- **Written request**
Select each line where the word "miſericordia" appears.
*** Records shown ***
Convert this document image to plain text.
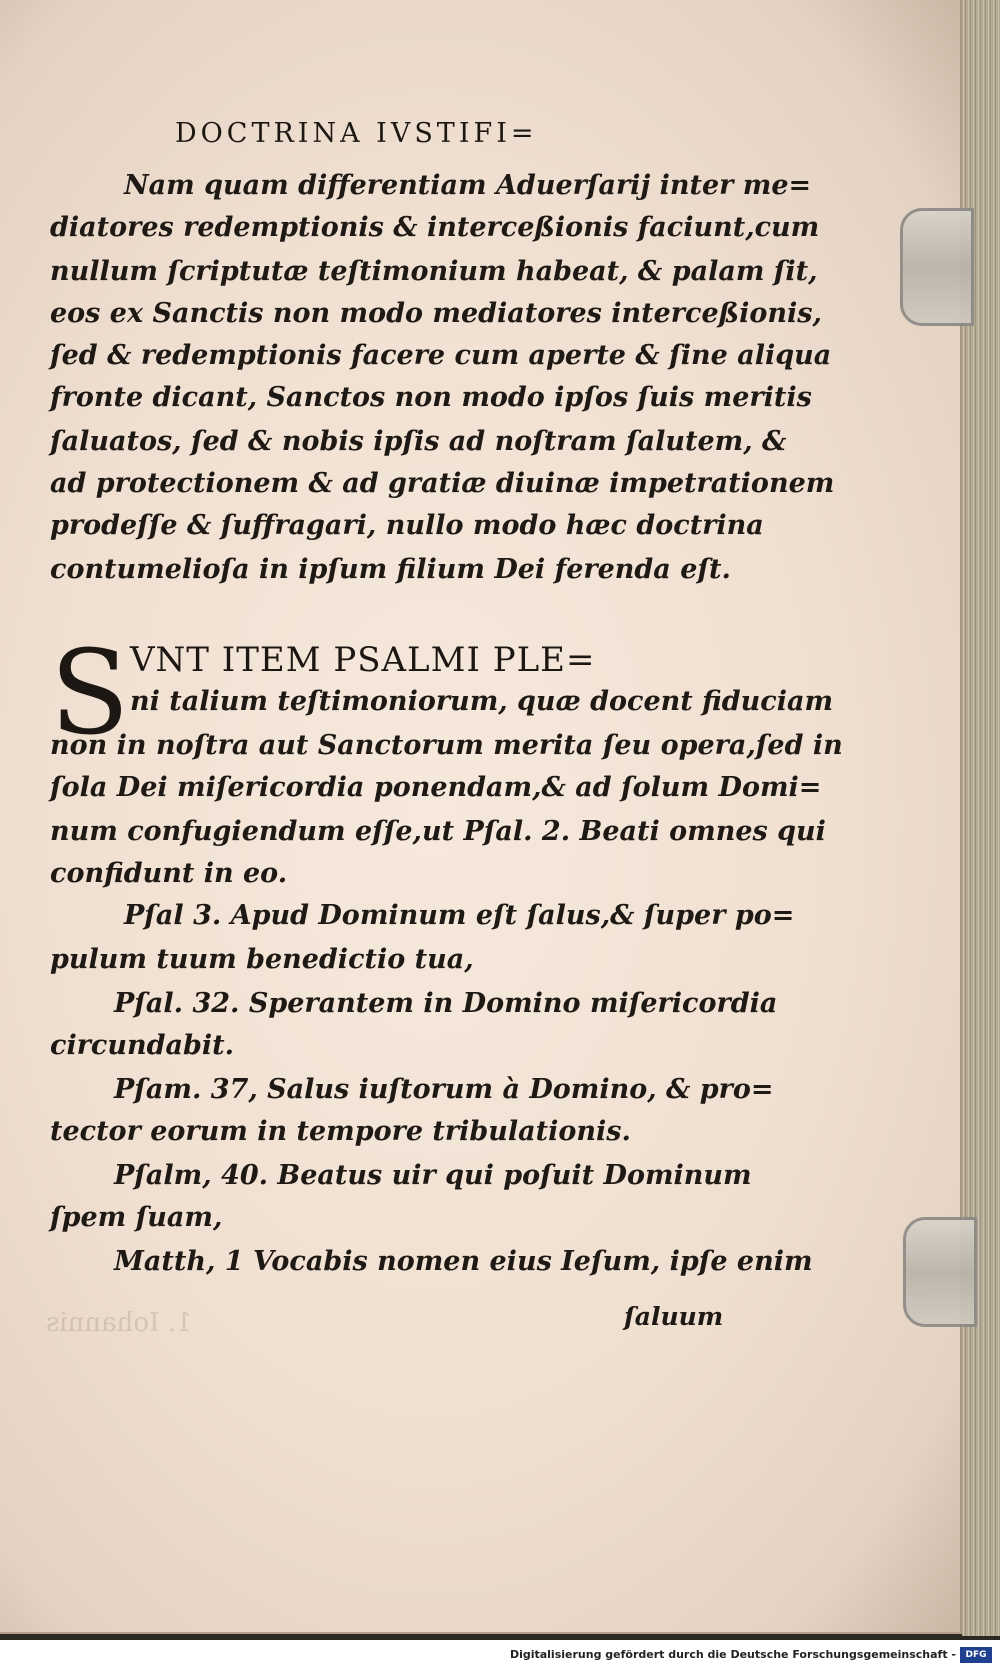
DOCTRINA IVSTIFI=
Nam quam differentiam Aduerſarij inter me=
diatores redemptionis & interceßionis faciunt,cum
nullum ſcriptutæ teſtimonium habeat, & palam ſit,
eos ex Sanctis non modo mediatores interceßionis,
ſed & redemptionis facere cum aperte & ſine aliqua
fronte dicant, Sanctos non modo ipſos ſuis meritis
ſaluatos, ſed & nobis ipſis ad noſtram ſalutem, &
ad protectionem & ad gratiæ diuinæ impetrationem
prodeſſe & ſuffragari, nullo modo hæc doctrina
contumelioſa in ipſum filium Dei ferenda eſt.
ni talium teſtimoniorum, quæ docent fiduciam
non in noſtra aut Sanctorum merita ſeu opera,ſed in
ſola Dei miſericordia ponendam,& ad ſolum Domi=
num confugiendum eſſe,ut Pſal. 2. Beati omnes qui
confidunt in eo.
Pſal 3. Apud Dominum eſt ſalus,& ſuper po=
pulum tuum benedictio tua,
Pſal. 32. Sperantem in Domino miſericordia
circundabit.
Pſam. 37, Salus iuſtorum à Domino, & pro=
tector eorum in tempore tribulationis.
Pſalm, 40. Beatus uir qui poſuit Dominum
ſpem ſuam,
Matth, 1 Vocabis nomen eius Ieſum, ipſe enim
S VNT ITEM PSALMI PLE=
1. Iohannis	ſaluum
Digitalisierung gefördert durch die Deutsche Forschungsgemeinschaft -	DFG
***
- **Correct response**
ſola Dei miſericordia ponendam,& ad ſolum Domi=
Pſal. 32. Sperantem in Domino miſericordia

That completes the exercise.